Task goal >> Extract each line from the entries below that has the string "Weekly" in it.

Supplied data >>
********************

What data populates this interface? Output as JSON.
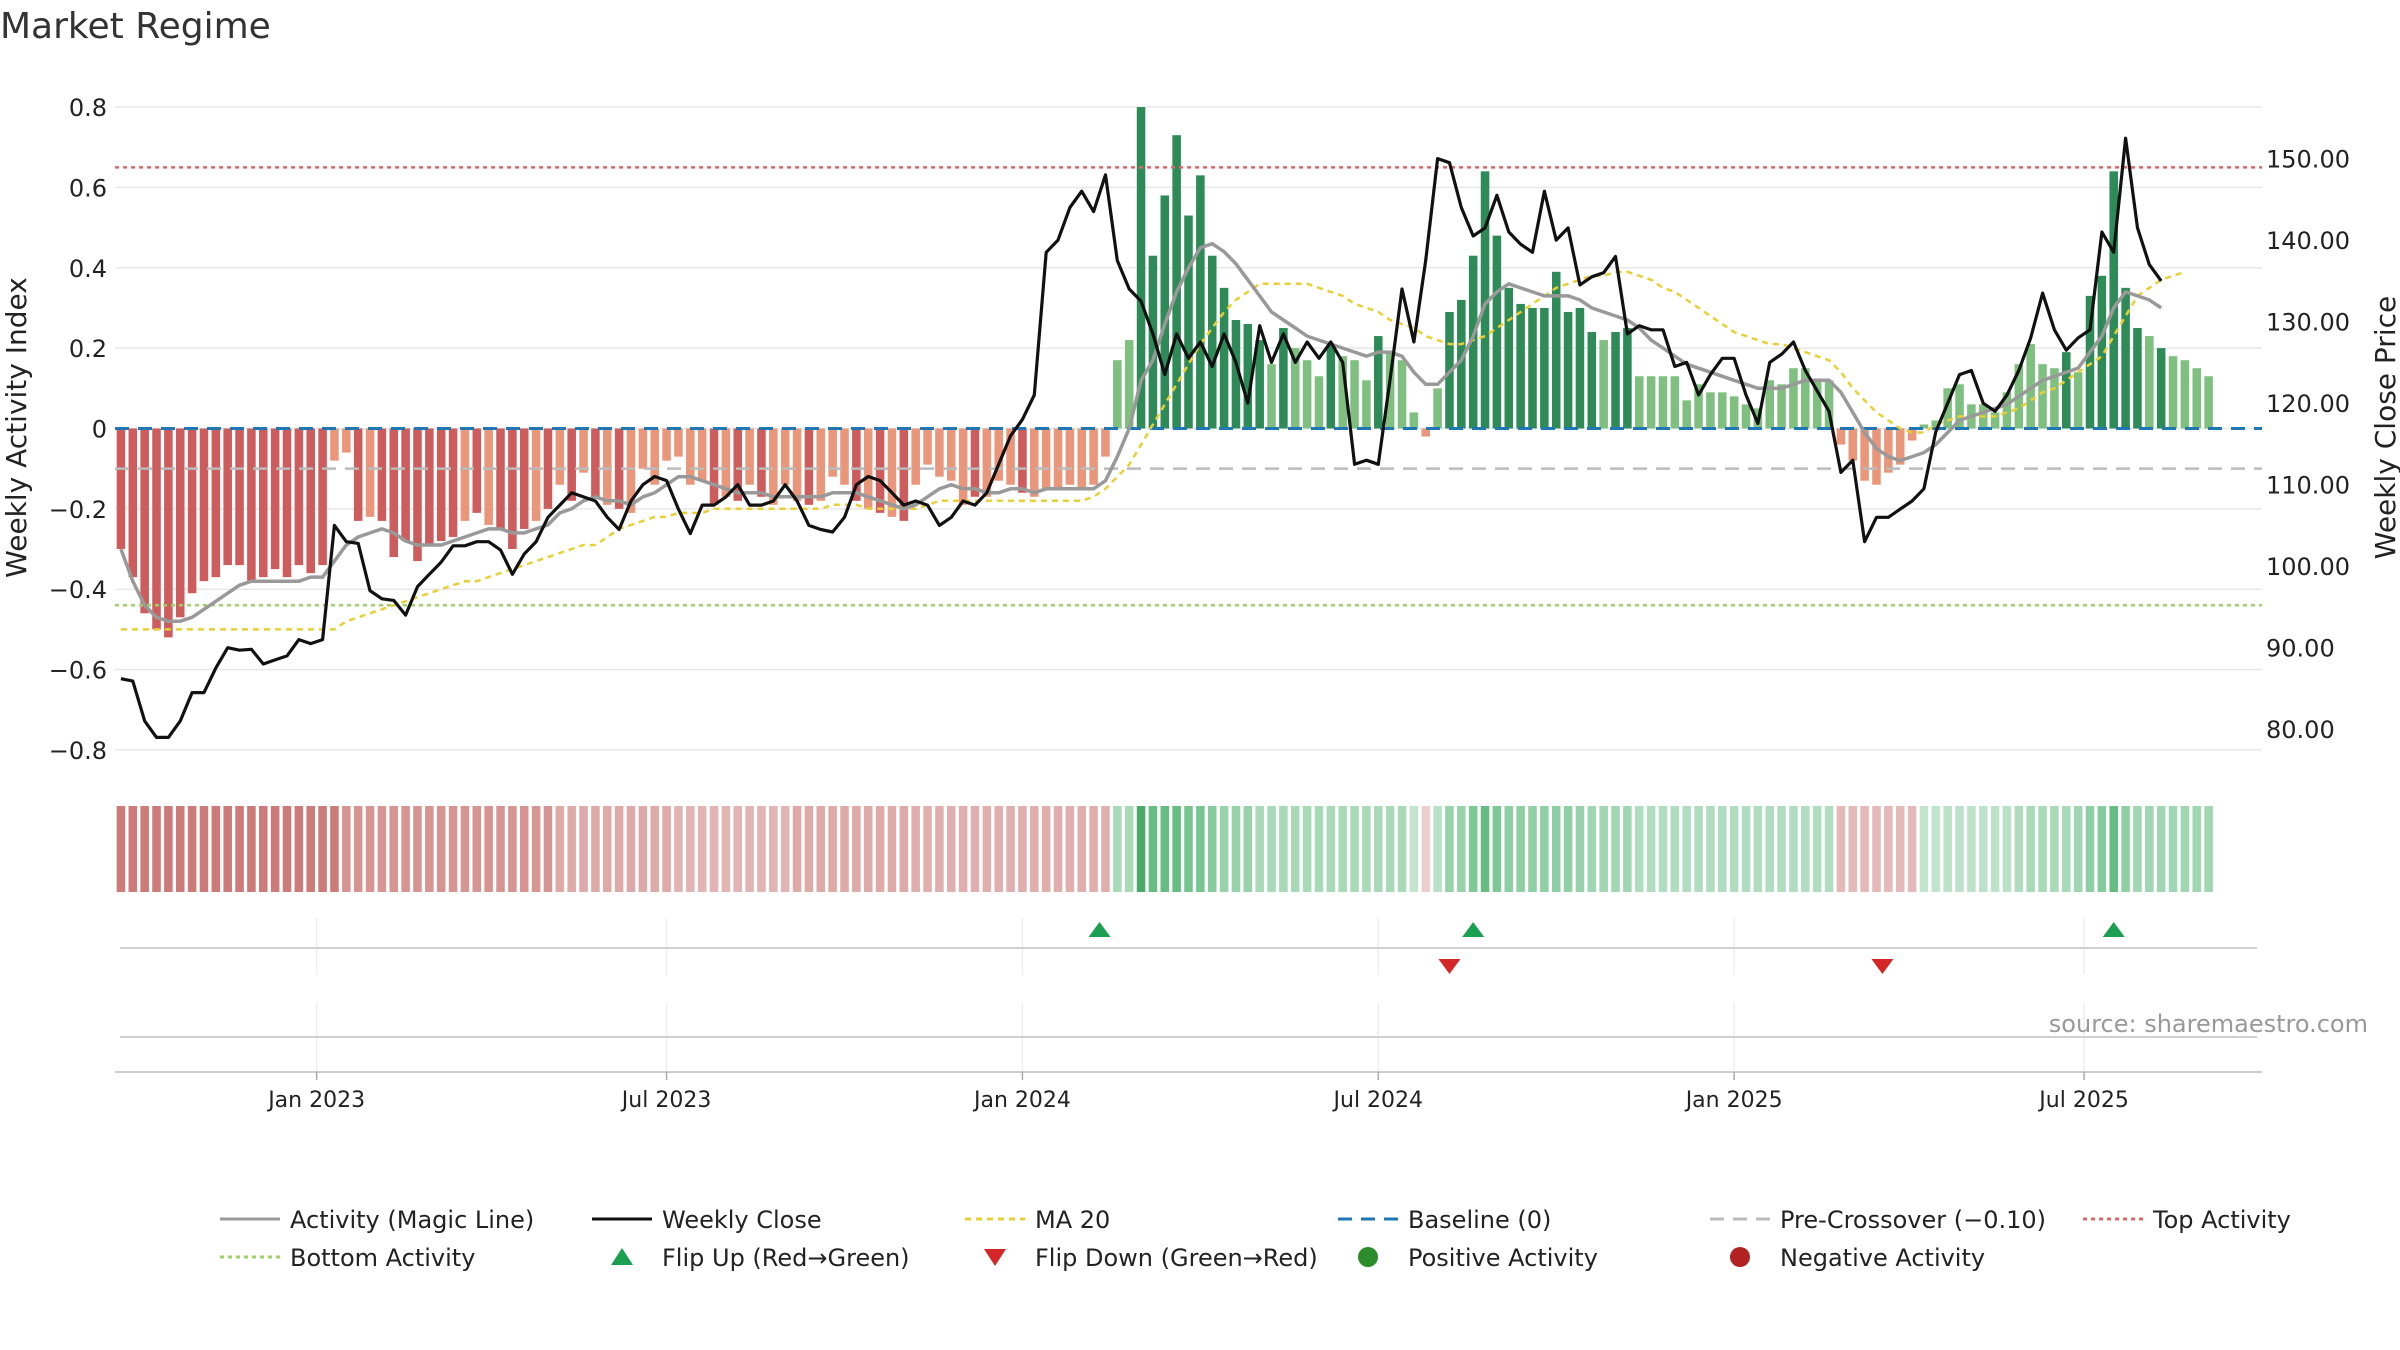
{
  "title": "Market Regime",
  "source": "source: sharemaestro.com",
  "colors": {
    "strong_neg": "#cd5c5c",
    "weak_neg": "#e9967a",
    "strong_pos": "#2e8b57",
    "weak_pos": "#7fbf7f",
    "magic_line": "#999999",
    "close": "#111111",
    "ma20": "#e8cf35",
    "baseline": "#1f77b4",
    "pre_crossover": "#bbbbbb",
    "top": "#e06666",
    "bottom": "#9ed16a",
    "flip_up": "#1aa050",
    "flip_down": "#d62728",
    "grid": "#e8e8e8",
    "axis": "#cccccc",
    "text": "#222222"
  },
  "chart_data": {
    "type": "bar",
    "left_axis": {
      "label": "Weekly Activity Index",
      "ylim": [
        -0.85,
        0.83
      ],
      "ticks": [
        "0.8",
        "0.6",
        "0.4",
        "0.2",
        "0",
        "−0.2",
        "−0.4",
        "−0.6",
        "−0.8"
      ],
      "tick_values": [
        0.8,
        0.6,
        0.4,
        0.2,
        0,
        -0.2,
        -0.4,
        -0.6,
        -0.8
      ]
    },
    "right_axis": {
      "label": "Weekly Close Price",
      "ylim": [
        75.0,
        157.8
      ],
      "ticks": [
        "150.00",
        "140.00",
        "130.00",
        "120.00",
        "110.00",
        "100.00",
        "90.00",
        "80.00"
      ],
      "tick_values": [
        150,
        140,
        130,
        120,
        110,
        100,
        90,
        80
      ]
    },
    "x_axis": {
      "ticks": [
        "Jan 2023",
        "Jul 2023",
        "Jan 2024",
        "Jul 2024",
        "Jan 2025",
        "Jul 2025"
      ],
      "tick_weeks": [
        16.5,
        46,
        76,
        106,
        136,
        165.5
      ]
    },
    "weeks": 181,
    "activity": [
      -0.3,
      -0.37,
      -0.46,
      -0.5,
      -0.52,
      -0.47,
      -0.41,
      -0.38,
      -0.37,
      -0.34,
      -0.34,
      -0.38,
      -0.37,
      -0.35,
      -0.37,
      -0.34,
      -0.36,
      -0.34,
      -0.08,
      -0.06,
      -0.23,
      -0.22,
      -0.23,
      -0.32,
      -0.28,
      -0.33,
      -0.29,
      -0.28,
      -0.27,
      -0.23,
      -0.21,
      -0.24,
      -0.25,
      -0.3,
      -0.25,
      -0.23,
      -0.2,
      -0.14,
      -0.18,
      -0.11,
      -0.17,
      -0.19,
      -0.2,
      -0.21,
      -0.1,
      -0.14,
      -0.08,
      -0.07,
      -0.14,
      -0.13,
      -0.19,
      -0.17,
      -0.18,
      -0.14,
      -0.17,
      -0.19,
      -0.14,
      -0.18,
      -0.19,
      -0.18,
      -0.12,
      -0.14,
      -0.18,
      -0.2,
      -0.21,
      -0.22,
      -0.23,
      -0.14,
      -0.09,
      -0.12,
      -0.13,
      -0.19,
      -0.17,
      -0.17,
      -0.13,
      -0.14,
      -0.16,
      -0.17,
      -0.15,
      -0.15,
      -0.14,
      -0.15,
      -0.14,
      -0.07,
      0.17,
      0.22,
      0.8,
      0.43,
      0.58,
      0.73,
      0.53,
      0.63,
      0.43,
      0.35,
      0.27,
      0.26,
      0.22,
      0.16,
      0.25,
      0.2,
      0.17,
      0.13,
      0.21,
      0.18,
      0.17,
      0.12,
      0.23,
      0.19,
      0.17,
      0.04,
      -0.02,
      0.1,
      0.29,
      0.32,
      0.43,
      0.64,
      0.48,
      0.35,
      0.31,
      0.3,
      0.3,
      0.39,
      0.29,
      0.3,
      0.24,
      0.22,
      0.24,
      0.25,
      0.13,
      0.13,
      0.13,
      0.13,
      0.07,
      0.11,
      0.09,
      0.09,
      0.08,
      0.06,
      0.05,
      0.12,
      0.11,
      0.15,
      0.15,
      0.12,
      0.12,
      -0.04,
      -0.08,
      -0.13,
      -0.14,
      -0.11,
      -0.09,
      -0.03,
      0.01,
      0.02,
      0.1,
      0.11,
      0.06,
      0.06,
      0.04,
      0.09,
      0.16,
      0.21,
      0.16,
      0.15,
      0.19,
      0.14,
      0.33,
      0.38,
      0.64,
      0.35,
      0.25,
      0.23,
      0.2,
      0.18,
      0.17,
      0.15,
      0.13
    ],
    "close": [
      86.2,
      85.9,
      81.0,
      79.0,
      79.0,
      81.0,
      84.5,
      84.5,
      87.5,
      90.0,
      89.7,
      89.8,
      88.0,
      88.5,
      89.0,
      91.0,
      90.5,
      91.0,
      105.0,
      103.0,
      102.8,
      97.0,
      96.0,
      95.8,
      94.0,
      97.5,
      99.0,
      100.5,
      102.5,
      102.5,
      103.0,
      103.0,
      102.0,
      99.0,
      101.5,
      103.0,
      106.0,
      107.5,
      109.0,
      108.5,
      108.0,
      106.0,
      104.5,
      108.0,
      110.0,
      111.0,
      110.5,
      107.0,
      104.0,
      107.5,
      107.5,
      108.5,
      110.0,
      107.5,
      107.5,
      108.0,
      110.0,
      108.0,
      105.0,
      104.5,
      104.2,
      106.0,
      110.0,
      111.0,
      110.5,
      109.0,
      107.5,
      108.0,
      107.5,
      105.0,
      106.0,
      108.0,
      107.5,
      109.0,
      112.5,
      116.0,
      118.0,
      121.0,
      138.5,
      140.0,
      144.0,
      146.0,
      143.5,
      148.0,
      137.5,
      134.0,
      132.5,
      128.5,
      123.5,
      128.5,
      125.5,
      127.5,
      124.5,
      128.5,
      125.0,
      120.0,
      129.5,
      125.0,
      128.5,
      125.0,
      127.5,
      125.5,
      127.5,
      125.0,
      112.5,
      113.0,
      112.5,
      123.0,
      134.0,
      127.5,
      137.5,
      150.0,
      149.5,
      144.0,
      140.5,
      141.5,
      145.5,
      141.0,
      139.5,
      138.5,
      146.0,
      140.0,
      141.5,
      134.5,
      135.5,
      136.0,
      138.0,
      128.5,
      129.5,
      129.0,
      129.0,
      124.5,
      125.0,
      121.0,
      123.5,
      125.5,
      125.5,
      121.0,
      117.5,
      125.0,
      126.0,
      127.5,
      124.0,
      121.5,
      119.0,
      111.5,
      113.0,
      103.0,
      106.0,
      106.0,
      107.0,
      108.0,
      109.5,
      116.5,
      120.0,
      123.5,
      124.0,
      120.0,
      119.0,
      121.0,
      124.0,
      128.0,
      133.5,
      129.0,
      126.5,
      128.0,
      129.0,
      141.0,
      138.5,
      152.5,
      141.5,
      137.0,
      135.0
    ],
    "magic_line": [
      -0.3,
      -0.38,
      -0.44,
      -0.47,
      -0.48,
      -0.48,
      -0.47,
      -0.45,
      -0.43,
      -0.41,
      -0.39,
      -0.38,
      -0.38,
      -0.38,
      -0.38,
      -0.38,
      -0.37,
      -0.37,
      -0.33,
      -0.29,
      -0.27,
      -0.26,
      -0.25,
      -0.26,
      -0.28,
      -0.29,
      -0.29,
      -0.29,
      -0.28,
      -0.27,
      -0.26,
      -0.25,
      -0.25,
      -0.26,
      -0.26,
      -0.25,
      -0.24,
      -0.21,
      -0.2,
      -0.18,
      -0.17,
      -0.18,
      -0.18,
      -0.19,
      -0.17,
      -0.16,
      -0.14,
      -0.12,
      -0.12,
      -0.13,
      -0.14,
      -0.15,
      -0.16,
      -0.16,
      -0.16,
      -0.17,
      -0.17,
      -0.17,
      -0.17,
      -0.17,
      -0.16,
      -0.16,
      -0.16,
      -0.17,
      -0.18,
      -0.19,
      -0.2,
      -0.19,
      -0.17,
      -0.15,
      -0.14,
      -0.15,
      -0.15,
      -0.16,
      -0.16,
      -0.15,
      -0.15,
      -0.16,
      -0.15,
      -0.15,
      -0.15,
      -0.15,
      -0.15,
      -0.13,
      -0.07,
      0.0,
      0.12,
      0.17,
      0.26,
      0.34,
      0.4,
      0.45,
      0.46,
      0.44,
      0.41,
      0.37,
      0.33,
      0.29,
      0.27,
      0.25,
      0.23,
      0.22,
      0.21,
      0.2,
      0.19,
      0.18,
      0.19,
      0.19,
      0.18,
      0.14,
      0.11,
      0.11,
      0.14,
      0.17,
      0.23,
      0.31,
      0.34,
      0.36,
      0.35,
      0.34,
      0.33,
      0.33,
      0.33,
      0.32,
      0.3,
      0.29,
      0.28,
      0.27,
      0.25,
      0.22,
      0.2,
      0.18,
      0.16,
      0.15,
      0.14,
      0.13,
      0.12,
      0.11,
      0.1,
      0.1,
      0.1,
      0.11,
      0.12,
      0.12,
      0.12,
      0.09,
      0.04,
      -0.01,
      -0.05,
      -0.07,
      -0.08,
      -0.07,
      -0.06,
      -0.04,
      -0.01,
      0.02,
      0.03,
      0.04,
      0.05,
      0.06,
      0.08,
      0.1,
      0.12,
      0.13,
      0.14,
      0.15,
      0.19,
      0.23,
      0.3,
      0.34,
      0.33,
      0.32,
      0.3
    ],
    "ma20": [
      -0.5,
      -0.5,
      -0.5,
      -0.5,
      -0.5,
      -0.5,
      -0.5,
      -0.5,
      -0.5,
      -0.5,
      -0.5,
      -0.5,
      -0.5,
      -0.5,
      -0.5,
      -0.5,
      -0.5,
      -0.5,
      -0.5,
      -0.48,
      -0.47,
      -0.46,
      -0.45,
      -0.44,
      -0.43,
      -0.42,
      -0.41,
      -0.4,
      -0.39,
      -0.38,
      -0.38,
      -0.37,
      -0.36,
      -0.35,
      -0.34,
      -0.33,
      -0.32,
      -0.31,
      -0.3,
      -0.29,
      -0.29,
      -0.27,
      -0.25,
      -0.24,
      -0.23,
      -0.22,
      -0.22,
      -0.21,
      -0.21,
      -0.21,
      -0.2,
      -0.2,
      -0.2,
      -0.2,
      -0.2,
      -0.2,
      -0.2,
      -0.2,
      -0.2,
      -0.2,
      -0.19,
      -0.19,
      -0.19,
      -0.2,
      -0.2,
      -0.2,
      -0.2,
      -0.2,
      -0.19,
      -0.18,
      -0.18,
      -0.18,
      -0.18,
      -0.18,
      -0.18,
      -0.18,
      -0.18,
      -0.18,
      -0.18,
      -0.18,
      -0.18,
      -0.18,
      -0.17,
      -0.15,
      -0.12,
      -0.09,
      -0.04,
      0.01,
      0.06,
      0.11,
      0.16,
      0.21,
      0.25,
      0.29,
      0.32,
      0.34,
      0.36,
      0.36,
      0.36,
      0.36,
      0.36,
      0.35,
      0.34,
      0.33,
      0.31,
      0.3,
      0.29,
      0.27,
      0.26,
      0.25,
      0.23,
      0.22,
      0.21,
      0.21,
      0.22,
      0.23,
      0.25,
      0.27,
      0.29,
      0.31,
      0.33,
      0.35,
      0.36,
      0.37,
      0.38,
      0.38,
      0.39,
      0.39,
      0.38,
      0.37,
      0.35,
      0.34,
      0.32,
      0.3,
      0.28,
      0.26,
      0.24,
      0.23,
      0.22,
      0.21,
      0.21,
      0.2,
      0.19,
      0.18,
      0.17,
      0.14,
      0.1,
      0.07,
      0.04,
      0.02,
      0.0,
      -0.01,
      -0.01,
      0.01,
      0.02,
      0.03,
      0.03,
      0.03,
      0.03,
      0.04,
      0.05,
      0.07,
      0.09,
      0.1,
      0.12,
      0.14,
      0.16,
      0.18,
      0.23,
      0.28,
      0.33,
      0.35,
      0.37,
      0.38,
      0.39
    ],
    "regime": [
      -0.34,
      -0.34,
      -0.34,
      -0.34,
      -0.34,
      -0.34,
      -0.34,
      -0.34,
      -0.34,
      -0.34,
      -0.34,
      -0.34,
      -0.34,
      -0.34,
      -0.34,
      -0.34,
      -0.34,
      -0.34,
      -0.34,
      -0.24,
      -0.24,
      -0.24,
      -0.24,
      -0.24,
      -0.24,
      -0.24,
      -0.24,
      -0.24,
      -0.24,
      -0.24,
      -0.24,
      -0.24,
      -0.24,
      -0.24,
      -0.24,
      -0.24,
      -0.24,
      -0.16,
      -0.16,
      -0.16,
      -0.16,
      -0.16,
      -0.16,
      -0.16,
      -0.16,
      -0.16,
      -0.16,
      -0.12,
      -0.12,
      -0.12,
      -0.12,
      -0.12,
      -0.12,
      -0.12,
      -0.12,
      -0.12,
      -0.12,
      -0.16,
      -0.16,
      -0.16,
      -0.16,
      -0.16,
      -0.16,
      -0.16,
      -0.16,
      -0.16,
      -0.16,
      -0.14,
      -0.14,
      -0.14,
      -0.14,
      -0.14,
      -0.14,
      -0.14,
      -0.14,
      -0.14,
      -0.14,
      -0.14,
      -0.14,
      -0.14,
      -0.14,
      -0.14,
      -0.14,
      -0.14,
      0.2,
      0.2,
      0.8,
      0.6,
      0.6,
      0.6,
      0.5,
      0.5,
      0.4,
      0.3,
      0.3,
      0.3,
      0.2,
      0.2,
      0.2,
      0.2,
      0.2,
      0.2,
      0.2,
      0.2,
      0.2,
      0.2,
      0.2,
      0.2,
      0.2,
      0.04,
      -0.02,
      0.1,
      0.3,
      0.3,
      0.45,
      0.6,
      0.45,
      0.35,
      0.35,
      0.35,
      0.35,
      0.35,
      0.35,
      0.3,
      0.25,
      0.25,
      0.25,
      0.25,
      0.15,
      0.15,
      0.15,
      0.15,
      0.15,
      0.15,
      0.15,
      0.15,
      0.15,
      0.15,
      0.15,
      0.15,
      0.15,
      0.15,
      0.15,
      0.15,
      0.15,
      -0.1,
      -0.1,
      -0.1,
      -0.1,
      -0.1,
      -0.1,
      -0.1,
      0.05,
      0.05,
      0.08,
      0.08,
      0.08,
      0.08,
      0.08,
      0.1,
      0.15,
      0.2,
      0.2,
      0.2,
      0.2,
      0.25,
      0.35,
      0.4,
      0.6,
      0.35,
      0.25,
      0.25,
      0.25,
      0.25,
      0.25,
      0.25,
      0.25
    ],
    "top_activity": 0.65,
    "bottom_activity": -0.44,
    "pre_crossover": -0.1,
    "baseline": 0,
    "flip_up_weeks": [
      82.5,
      114,
      168
    ],
    "flip_down_weeks": [
      112,
      148.5
    ],
    "legend_placement": "bottom",
    "legend": [
      {
        "label": "Activity (Magic Line)",
        "kind": "line",
        "color": "#999999",
        "dash": ""
      },
      {
        "label": "Weekly Close",
        "kind": "line",
        "color": "#111111",
        "dash": ""
      },
      {
        "label": "MA 20",
        "kind": "line",
        "color": "#e8cf35",
        "dash": "6,5"
      },
      {
        "label": "Baseline (0)",
        "kind": "line",
        "color": "#1f77b4",
        "dash": "14,9"
      },
      {
        "label": "Pre-Crossover (−0.10)",
        "kind": "line",
        "color": "#bbbbbb",
        "dash": "14,9"
      },
      {
        "label": "Top Activity",
        "kind": "line",
        "color": "#e06666",
        "dash": "4,4"
      },
      {
        "label": "Bottom Activity",
        "kind": "line",
        "color": "#9ed16a",
        "dash": "4,4"
      },
      {
        "label": "Flip Up (Red→Green)",
        "kind": "up",
        "color": "#1aa050",
        "dash": ""
      },
      {
        "label": "Flip Down (Green→Red)",
        "kind": "down",
        "color": "#d62728",
        "dash": ""
      },
      {
        "label": "Positive Activity",
        "kind": "dot",
        "color": "#2a8c2a",
        "dash": ""
      },
      {
        "label": "Negative Activity",
        "kind": "dot",
        "color": "#b22222",
        "dash": ""
      }
    ]
  }
}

********************

Reply to the task >>
      "label": "Weekly Activity Index",
      "label": "Weekly Close Price",
        "label": "Weekly Close",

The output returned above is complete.